--- BEGIN ---

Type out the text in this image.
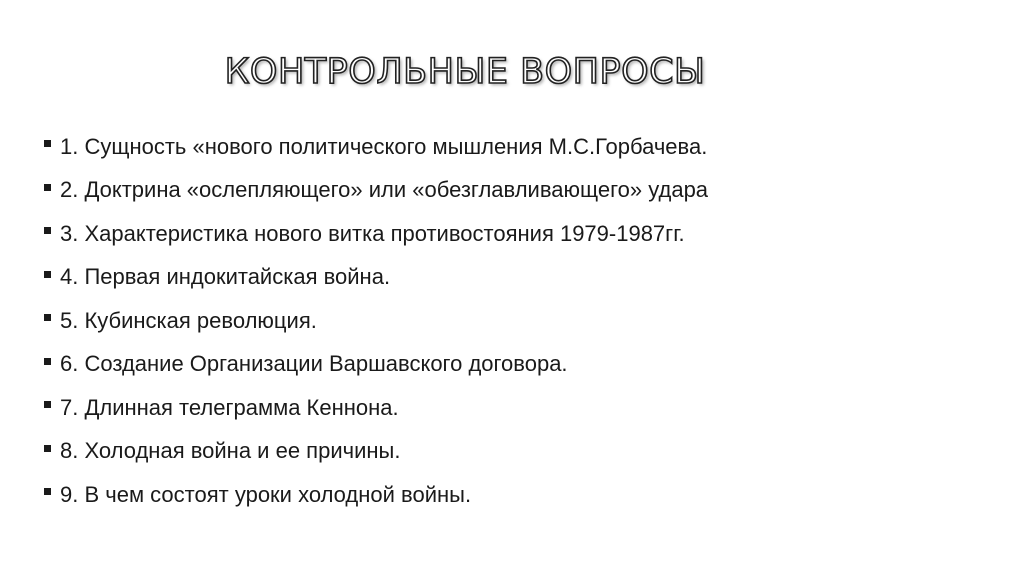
КОНТРОЛЬНЫЕ ВОПРОСЫ
1. Сущность «нового политического мышления М.С.Горбачева.
2. Доктрина «ослепляющего» или «обезглавливающего» удара
3. Характеристика нового витка противостояния 1979-1987гг.
4. Первая индокитайская война.
5. Кубинская революция.
6. Создание Организации Варшавского договора.
7. Длинная телеграмма Кеннона.
8. Холодная война и ее причины.
9. В чем состоят уроки холодной войны.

--- END ---

[REQUIRED WORK]
Pick out the lines containing the word "война" and show them.

[THE REPLY]
4. Первая индокитайская война.
8. Холодная война и ее причины.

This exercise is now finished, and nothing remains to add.